:: PROBLEM DETAILS ::
From the listing below, extract every line containing "گوسفندی".
>> BEGIN RAW DATA
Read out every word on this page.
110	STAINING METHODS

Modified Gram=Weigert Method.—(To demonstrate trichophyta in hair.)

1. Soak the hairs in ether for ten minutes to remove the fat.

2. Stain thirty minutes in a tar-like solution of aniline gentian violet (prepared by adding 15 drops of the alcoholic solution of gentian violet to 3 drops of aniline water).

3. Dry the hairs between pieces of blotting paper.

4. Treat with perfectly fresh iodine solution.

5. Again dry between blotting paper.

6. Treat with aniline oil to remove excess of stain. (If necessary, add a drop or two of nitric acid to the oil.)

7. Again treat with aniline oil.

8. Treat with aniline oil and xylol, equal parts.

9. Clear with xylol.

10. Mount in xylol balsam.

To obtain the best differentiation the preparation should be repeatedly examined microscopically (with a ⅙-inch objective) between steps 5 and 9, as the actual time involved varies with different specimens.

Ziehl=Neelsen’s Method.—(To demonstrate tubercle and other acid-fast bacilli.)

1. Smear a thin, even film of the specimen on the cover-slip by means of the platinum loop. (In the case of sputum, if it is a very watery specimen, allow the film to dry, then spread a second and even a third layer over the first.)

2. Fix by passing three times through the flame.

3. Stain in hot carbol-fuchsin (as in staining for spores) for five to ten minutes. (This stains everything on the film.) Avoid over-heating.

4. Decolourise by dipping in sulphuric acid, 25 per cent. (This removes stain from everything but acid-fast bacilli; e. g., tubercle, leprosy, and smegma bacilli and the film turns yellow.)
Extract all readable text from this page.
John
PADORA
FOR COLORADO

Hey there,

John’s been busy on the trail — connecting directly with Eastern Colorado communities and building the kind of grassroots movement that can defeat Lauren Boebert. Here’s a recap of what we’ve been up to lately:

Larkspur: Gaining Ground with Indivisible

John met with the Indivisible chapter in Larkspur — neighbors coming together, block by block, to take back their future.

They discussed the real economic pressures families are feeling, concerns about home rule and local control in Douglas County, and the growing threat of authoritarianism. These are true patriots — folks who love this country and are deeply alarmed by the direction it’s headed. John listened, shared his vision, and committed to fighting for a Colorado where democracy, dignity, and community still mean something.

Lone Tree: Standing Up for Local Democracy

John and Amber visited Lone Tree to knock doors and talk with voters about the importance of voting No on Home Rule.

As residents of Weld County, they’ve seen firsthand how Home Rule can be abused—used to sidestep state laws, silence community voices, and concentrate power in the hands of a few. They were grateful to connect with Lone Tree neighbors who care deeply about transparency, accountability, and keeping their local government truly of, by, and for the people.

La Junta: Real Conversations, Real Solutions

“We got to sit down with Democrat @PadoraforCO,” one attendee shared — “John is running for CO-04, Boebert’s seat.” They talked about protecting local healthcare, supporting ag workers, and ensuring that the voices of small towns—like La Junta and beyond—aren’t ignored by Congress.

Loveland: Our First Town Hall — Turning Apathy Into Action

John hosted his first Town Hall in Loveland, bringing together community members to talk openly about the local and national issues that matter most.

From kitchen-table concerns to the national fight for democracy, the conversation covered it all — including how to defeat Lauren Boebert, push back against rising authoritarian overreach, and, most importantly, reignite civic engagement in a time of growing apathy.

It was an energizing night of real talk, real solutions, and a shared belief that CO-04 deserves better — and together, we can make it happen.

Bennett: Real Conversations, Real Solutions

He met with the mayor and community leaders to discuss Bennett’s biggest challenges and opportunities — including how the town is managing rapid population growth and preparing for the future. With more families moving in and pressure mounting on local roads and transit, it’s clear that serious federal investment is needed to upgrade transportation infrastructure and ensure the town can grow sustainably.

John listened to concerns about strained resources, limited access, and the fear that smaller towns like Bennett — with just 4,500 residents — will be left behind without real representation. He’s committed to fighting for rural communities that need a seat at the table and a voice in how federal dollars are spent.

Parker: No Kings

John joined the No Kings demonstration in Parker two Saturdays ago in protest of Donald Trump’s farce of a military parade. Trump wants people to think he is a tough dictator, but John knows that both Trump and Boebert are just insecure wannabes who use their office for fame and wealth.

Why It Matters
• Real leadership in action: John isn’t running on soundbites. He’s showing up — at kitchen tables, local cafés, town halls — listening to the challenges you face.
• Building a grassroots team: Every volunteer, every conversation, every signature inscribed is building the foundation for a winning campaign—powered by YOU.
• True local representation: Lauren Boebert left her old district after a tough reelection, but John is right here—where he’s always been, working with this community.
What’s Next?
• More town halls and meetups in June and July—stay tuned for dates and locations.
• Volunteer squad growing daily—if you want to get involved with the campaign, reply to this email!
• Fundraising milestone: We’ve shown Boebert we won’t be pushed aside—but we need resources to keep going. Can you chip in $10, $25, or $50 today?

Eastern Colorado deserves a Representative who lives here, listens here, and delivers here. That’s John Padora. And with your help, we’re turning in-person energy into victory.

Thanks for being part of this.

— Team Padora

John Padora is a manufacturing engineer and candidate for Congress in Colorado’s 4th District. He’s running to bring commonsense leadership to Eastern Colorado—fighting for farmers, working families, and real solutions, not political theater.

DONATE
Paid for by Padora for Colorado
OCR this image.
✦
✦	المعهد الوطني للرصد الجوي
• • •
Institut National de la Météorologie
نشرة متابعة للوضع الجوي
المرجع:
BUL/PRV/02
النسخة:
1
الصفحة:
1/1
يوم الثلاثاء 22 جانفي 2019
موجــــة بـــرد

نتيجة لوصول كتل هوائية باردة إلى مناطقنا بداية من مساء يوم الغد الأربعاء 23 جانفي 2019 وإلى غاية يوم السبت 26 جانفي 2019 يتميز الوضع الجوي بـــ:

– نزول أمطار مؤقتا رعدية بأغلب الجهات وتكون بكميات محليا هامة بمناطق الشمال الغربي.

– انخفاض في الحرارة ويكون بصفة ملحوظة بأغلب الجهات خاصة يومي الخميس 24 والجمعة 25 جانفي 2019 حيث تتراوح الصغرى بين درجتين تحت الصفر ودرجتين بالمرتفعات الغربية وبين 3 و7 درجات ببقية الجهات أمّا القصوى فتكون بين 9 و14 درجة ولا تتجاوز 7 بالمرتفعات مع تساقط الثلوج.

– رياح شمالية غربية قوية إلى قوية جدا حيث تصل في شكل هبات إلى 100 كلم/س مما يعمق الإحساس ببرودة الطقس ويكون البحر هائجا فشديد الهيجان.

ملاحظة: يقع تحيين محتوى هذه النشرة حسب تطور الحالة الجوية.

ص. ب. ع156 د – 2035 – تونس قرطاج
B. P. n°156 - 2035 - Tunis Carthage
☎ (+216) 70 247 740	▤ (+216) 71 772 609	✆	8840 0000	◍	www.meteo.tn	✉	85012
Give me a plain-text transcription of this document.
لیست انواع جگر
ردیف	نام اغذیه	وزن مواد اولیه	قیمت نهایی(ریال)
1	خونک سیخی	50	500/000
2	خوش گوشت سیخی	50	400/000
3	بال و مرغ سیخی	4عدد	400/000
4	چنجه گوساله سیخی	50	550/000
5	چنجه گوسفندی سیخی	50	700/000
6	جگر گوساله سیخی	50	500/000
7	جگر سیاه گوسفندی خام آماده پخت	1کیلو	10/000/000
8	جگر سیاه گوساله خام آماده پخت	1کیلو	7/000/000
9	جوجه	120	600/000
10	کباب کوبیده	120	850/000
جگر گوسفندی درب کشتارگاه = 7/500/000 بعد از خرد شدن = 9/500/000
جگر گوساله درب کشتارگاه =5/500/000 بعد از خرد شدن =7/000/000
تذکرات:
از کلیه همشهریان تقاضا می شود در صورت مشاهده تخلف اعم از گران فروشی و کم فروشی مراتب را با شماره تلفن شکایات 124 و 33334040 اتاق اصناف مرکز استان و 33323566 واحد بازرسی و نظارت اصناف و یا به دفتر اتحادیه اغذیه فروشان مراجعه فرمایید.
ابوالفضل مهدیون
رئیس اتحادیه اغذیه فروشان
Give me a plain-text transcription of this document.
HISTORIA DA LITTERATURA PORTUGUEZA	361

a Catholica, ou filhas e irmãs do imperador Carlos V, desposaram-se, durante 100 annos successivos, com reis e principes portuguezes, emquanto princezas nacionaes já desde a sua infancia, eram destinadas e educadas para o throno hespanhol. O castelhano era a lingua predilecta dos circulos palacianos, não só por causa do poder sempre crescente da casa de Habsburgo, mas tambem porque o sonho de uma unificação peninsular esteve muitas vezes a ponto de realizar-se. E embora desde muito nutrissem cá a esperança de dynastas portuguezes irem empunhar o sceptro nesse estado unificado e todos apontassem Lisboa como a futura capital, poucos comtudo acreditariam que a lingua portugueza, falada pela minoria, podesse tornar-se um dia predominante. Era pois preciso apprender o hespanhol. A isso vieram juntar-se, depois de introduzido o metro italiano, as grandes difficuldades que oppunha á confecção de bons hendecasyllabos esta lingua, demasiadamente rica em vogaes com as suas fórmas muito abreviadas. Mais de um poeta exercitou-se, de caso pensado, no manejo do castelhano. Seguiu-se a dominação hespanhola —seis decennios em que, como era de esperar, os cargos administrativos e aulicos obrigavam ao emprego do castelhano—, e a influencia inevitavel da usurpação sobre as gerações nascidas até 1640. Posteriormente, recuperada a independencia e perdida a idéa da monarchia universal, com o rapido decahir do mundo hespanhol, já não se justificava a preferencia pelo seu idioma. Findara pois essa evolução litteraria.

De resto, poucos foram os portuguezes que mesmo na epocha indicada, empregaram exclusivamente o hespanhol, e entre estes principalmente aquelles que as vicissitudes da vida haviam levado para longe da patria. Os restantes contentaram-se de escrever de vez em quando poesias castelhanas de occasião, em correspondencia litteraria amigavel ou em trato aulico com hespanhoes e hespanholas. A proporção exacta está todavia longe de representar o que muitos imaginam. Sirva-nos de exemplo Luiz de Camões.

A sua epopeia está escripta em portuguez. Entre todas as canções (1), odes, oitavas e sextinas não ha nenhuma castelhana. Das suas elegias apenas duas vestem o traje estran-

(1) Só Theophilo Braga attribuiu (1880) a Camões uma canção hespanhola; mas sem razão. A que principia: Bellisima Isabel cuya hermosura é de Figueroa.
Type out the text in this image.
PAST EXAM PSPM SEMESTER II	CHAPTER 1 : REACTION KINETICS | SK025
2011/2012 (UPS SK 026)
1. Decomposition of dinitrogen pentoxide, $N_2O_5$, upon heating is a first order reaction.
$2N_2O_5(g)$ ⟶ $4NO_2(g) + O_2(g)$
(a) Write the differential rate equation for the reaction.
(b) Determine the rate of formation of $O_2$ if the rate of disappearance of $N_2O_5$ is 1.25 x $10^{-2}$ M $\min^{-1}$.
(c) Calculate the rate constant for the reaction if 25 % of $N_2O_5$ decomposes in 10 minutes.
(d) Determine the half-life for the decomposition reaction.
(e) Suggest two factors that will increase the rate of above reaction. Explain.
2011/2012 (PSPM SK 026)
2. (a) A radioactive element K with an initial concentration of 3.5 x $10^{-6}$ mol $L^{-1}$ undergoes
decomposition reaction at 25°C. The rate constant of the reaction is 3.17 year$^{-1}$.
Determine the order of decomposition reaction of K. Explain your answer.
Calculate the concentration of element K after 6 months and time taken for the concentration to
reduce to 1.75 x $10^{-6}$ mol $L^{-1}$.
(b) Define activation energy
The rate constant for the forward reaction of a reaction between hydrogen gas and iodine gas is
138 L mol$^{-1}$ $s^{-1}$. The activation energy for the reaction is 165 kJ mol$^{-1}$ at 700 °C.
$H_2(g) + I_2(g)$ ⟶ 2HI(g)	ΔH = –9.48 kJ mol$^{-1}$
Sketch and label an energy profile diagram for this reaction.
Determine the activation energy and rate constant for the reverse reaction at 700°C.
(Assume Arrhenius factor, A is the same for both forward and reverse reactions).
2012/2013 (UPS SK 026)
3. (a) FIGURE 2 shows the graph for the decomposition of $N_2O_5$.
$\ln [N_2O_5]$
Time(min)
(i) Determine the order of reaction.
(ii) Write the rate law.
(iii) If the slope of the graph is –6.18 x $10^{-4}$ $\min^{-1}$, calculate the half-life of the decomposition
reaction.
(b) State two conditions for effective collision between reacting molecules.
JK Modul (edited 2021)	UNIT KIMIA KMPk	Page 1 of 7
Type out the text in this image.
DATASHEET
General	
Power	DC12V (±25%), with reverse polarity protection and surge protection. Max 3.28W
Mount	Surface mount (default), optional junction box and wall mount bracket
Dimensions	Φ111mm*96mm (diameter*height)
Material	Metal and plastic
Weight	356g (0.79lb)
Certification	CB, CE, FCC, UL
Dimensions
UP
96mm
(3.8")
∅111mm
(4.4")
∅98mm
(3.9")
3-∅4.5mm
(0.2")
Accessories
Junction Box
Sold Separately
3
>> END RAW DATA
:: THE RESULT ::
5	چنجه گوسفندی سیخی	50	700/000
7	جگر سیاه گوسفندی خام آماده پخت	1کیلو	10/000/000
جگر گوسفندی درب کشتارگاه = 7/500/000 بعد از خرد شدن = 9/500/000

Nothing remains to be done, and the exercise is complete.